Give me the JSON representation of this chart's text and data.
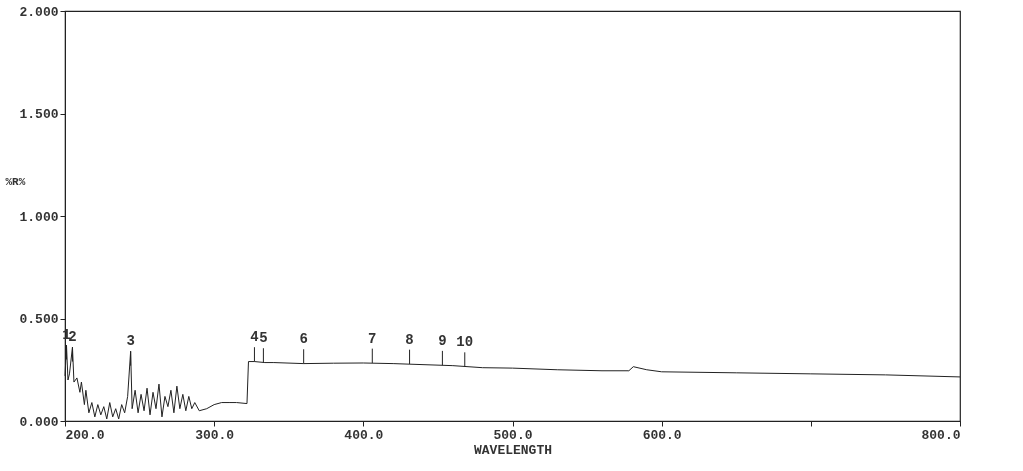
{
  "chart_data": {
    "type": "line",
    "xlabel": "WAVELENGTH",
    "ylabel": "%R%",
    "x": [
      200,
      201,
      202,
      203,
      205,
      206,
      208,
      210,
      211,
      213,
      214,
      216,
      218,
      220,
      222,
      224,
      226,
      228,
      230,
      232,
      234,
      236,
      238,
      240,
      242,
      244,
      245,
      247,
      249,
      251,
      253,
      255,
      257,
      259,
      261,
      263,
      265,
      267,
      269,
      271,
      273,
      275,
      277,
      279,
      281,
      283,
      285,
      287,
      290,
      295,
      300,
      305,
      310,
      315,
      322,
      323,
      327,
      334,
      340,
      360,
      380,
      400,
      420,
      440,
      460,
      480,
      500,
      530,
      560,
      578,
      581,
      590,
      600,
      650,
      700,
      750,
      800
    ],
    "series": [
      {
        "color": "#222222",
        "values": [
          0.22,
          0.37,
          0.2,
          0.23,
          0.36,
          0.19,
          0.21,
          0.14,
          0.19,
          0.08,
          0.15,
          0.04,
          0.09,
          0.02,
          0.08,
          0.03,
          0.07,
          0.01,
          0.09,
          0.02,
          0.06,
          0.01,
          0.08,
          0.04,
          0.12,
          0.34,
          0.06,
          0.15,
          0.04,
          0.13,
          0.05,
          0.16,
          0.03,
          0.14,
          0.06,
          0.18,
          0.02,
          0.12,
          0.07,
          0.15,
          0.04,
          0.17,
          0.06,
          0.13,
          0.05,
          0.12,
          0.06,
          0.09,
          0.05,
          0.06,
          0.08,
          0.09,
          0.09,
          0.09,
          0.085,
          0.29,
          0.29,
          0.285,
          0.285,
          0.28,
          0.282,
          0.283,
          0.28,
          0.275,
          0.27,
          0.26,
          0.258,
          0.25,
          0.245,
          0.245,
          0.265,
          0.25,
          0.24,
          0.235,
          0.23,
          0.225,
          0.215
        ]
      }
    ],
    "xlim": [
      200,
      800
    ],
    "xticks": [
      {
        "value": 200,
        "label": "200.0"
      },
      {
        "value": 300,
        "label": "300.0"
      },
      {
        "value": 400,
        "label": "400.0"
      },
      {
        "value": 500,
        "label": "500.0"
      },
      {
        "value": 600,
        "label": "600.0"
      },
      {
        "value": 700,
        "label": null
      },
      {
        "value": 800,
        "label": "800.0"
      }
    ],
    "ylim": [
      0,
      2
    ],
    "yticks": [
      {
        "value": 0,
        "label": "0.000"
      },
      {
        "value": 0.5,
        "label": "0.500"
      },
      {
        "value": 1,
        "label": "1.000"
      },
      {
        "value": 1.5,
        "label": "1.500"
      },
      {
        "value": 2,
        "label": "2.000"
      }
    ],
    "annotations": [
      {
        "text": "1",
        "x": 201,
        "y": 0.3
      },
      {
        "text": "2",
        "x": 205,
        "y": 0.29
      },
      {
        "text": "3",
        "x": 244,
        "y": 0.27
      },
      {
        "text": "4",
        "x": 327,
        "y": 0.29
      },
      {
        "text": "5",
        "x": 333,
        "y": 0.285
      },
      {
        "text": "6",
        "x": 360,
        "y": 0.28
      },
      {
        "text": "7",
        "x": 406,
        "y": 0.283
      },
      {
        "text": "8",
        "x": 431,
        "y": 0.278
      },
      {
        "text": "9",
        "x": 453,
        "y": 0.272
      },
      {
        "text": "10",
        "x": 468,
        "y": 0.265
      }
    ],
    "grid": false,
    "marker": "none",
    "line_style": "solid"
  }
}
────────────────────
*TASK DETAILS*
Each line of the data should be quoted exactly, with pictures left out.

*ANSWER TO THIS TASK*
Give me the JSON representation of this chart's text and data.
{
  "chart_data": {
    "type": "line",
    "xlabel": "WAVELENGTH",
    "ylabel": "%R%",
    "x": [
      200,
      201,
      202,
      203,
      205,
      206,
      208,
      210,
      211,
      213,
      214,
      216,
      218,
      220,
      222,
      224,
      226,
      228,
      230,
      232,
      234,
      236,
      238,
      240,
      242,
      244,
      245,
      247,
      249,
      251,
      253,
      255,
      257,
      259,
      261,
      263,
      265,
      267,
      269,
      271,
      273,
      275,
      277,
      279,
      281,
      283,
      285,
      287,
      290,
      295,
      300,
      305,
      310,
      315,
      322,
      323,
      327,
      334,
      340,
      360,
      380,
      400,
      420,
      440,
      460,
      480,
      500,
      530,
      560,
      578,
      581,
      590,
      600,
      650,
      700,
      750,
      800
    ],
    "series": [
      {
        "color": "#222222",
        "values": [
          0.22,
          0.37,
          0.2,
          0.23,
          0.36,
          0.19,
          0.21,
          0.14,
          0.19,
          0.08,
          0.15,
          0.04,
          0.09,
          0.02,
          0.08,
          0.03,
          0.07,
          0.01,
          0.09,
          0.02,
          0.06,
          0.01,
          0.08,
          0.04,
          0.12,
          0.34,
          0.06,
          0.15,
          0.04,
          0.13,
          0.05,
          0.16,
          0.03,
          0.14,
          0.06,
          0.18,
          0.02,
          0.12,
          0.07,
          0.15,
          0.04,
          0.17,
          0.06,
          0.13,
          0.05,
          0.12,
          0.06,
          0.09,
          0.05,
          0.06,
          0.08,
          0.09,
          0.09,
          0.09,
          0.085,
          0.29,
          0.29,
          0.285,
          0.285,
          0.28,
          0.282,
          0.283,
          0.28,
          0.275,
          0.27,
          0.26,
          0.258,
          0.25,
          0.245,
          0.245,
          0.265,
          0.25,
          0.24,
          0.235,
          0.23,
          0.225,
          0.215
        ]
      }
    ],
    "xlim": [
      200,
      800
    ],
    "xticks": [
      {
        "value": 200,
        "label": "200.0"
      },
      {
        "value": 300,
        "label": "300.0"
      },
      {
        "value": 400,
        "label": "400.0"
      },
      {
        "value": 500,
        "label": "500.0"
      },
      {
        "value": 600,
        "label": "600.0"
      },
      {
        "value": 700,
        "label": null
      },
      {
        "value": 800,
        "label": "800.0"
      }
    ],
    "ylim": [
      0,
      2
    ],
    "yticks": [
      {
        "value": 0,
        "label": "0.000"
      },
      {
        "value": 0.5,
        "label": "0.500"
      },
      {
        "value": 1,
        "label": "1.000"
      },
      {
        "value": 1.5,
        "label": "1.500"
      },
      {
        "value": 2,
        "label": "2.000"
      }
    ],
    "annotations": [
      {
        "text": "1",
        "x": 201,
        "y": 0.3
      },
      {
        "text": "2",
        "x": 205,
        "y": 0.29
      },
      {
        "text": "3",
        "x": 244,
        "y": 0.27
      },
      {
        "text": "4",
        "x": 327,
        "y": 0.29
      },
      {
        "text": "5",
        "x": 333,
        "y": 0.285
      },
      {
        "text": "6",
        "x": 360,
        "y": 0.28
      },
      {
        "text": "7",
        "x": 406,
        "y": 0.283
      },
      {
        "text": "8",
        "x": 431,
        "y": 0.278
      },
      {
        "text": "9",
        "x": 453,
        "y": 0.272
      },
      {
        "text": "10",
        "x": 468,
        "y": 0.265
      }
    ],
    "grid": false,
    "marker": "none",
    "line_style": "solid"
  }
}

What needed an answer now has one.